▸ What is needed
Return exactly the span of lines that opens with the line containing "OCR this image." and closes with the last line of the data, inclusive.

▸ Dataset records
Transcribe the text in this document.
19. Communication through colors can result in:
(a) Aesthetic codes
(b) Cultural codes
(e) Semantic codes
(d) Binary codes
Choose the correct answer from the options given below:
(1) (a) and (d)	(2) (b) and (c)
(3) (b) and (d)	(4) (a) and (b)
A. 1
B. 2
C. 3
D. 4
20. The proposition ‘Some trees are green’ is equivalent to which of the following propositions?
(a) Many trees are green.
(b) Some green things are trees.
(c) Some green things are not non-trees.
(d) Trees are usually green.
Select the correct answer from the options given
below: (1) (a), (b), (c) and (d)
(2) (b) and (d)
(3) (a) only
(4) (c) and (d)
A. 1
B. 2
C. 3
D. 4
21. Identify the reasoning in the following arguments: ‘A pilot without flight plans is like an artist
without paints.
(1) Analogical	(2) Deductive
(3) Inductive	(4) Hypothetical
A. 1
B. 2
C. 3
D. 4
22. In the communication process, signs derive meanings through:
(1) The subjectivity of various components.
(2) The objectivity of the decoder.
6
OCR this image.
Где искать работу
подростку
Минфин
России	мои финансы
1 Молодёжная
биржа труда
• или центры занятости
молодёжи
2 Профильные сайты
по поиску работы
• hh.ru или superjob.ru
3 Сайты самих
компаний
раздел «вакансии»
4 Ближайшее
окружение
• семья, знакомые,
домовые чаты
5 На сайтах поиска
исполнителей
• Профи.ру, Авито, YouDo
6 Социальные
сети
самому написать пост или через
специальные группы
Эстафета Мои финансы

▸ Result of this exercise
OCR this image.
Где искать работу
подростку
Минфин
России	мои финансы
1 Молодёжная
биржа труда
• или центры занятости
молодёжи
2 Профильные сайты
по поиску работы
• hh.ru или superjob.ru
3 Сайты самих
компаний
раздел «вакансии»
4 Ближайшее
окружение
• семья, знакомые,
домовые чаты
5 На сайтах поиска
исполнителей
• Профи.ру, Авито, YouDo
6 Социальные
сети
самому написать пост или через
специальные группы
Эстафета Мои финансы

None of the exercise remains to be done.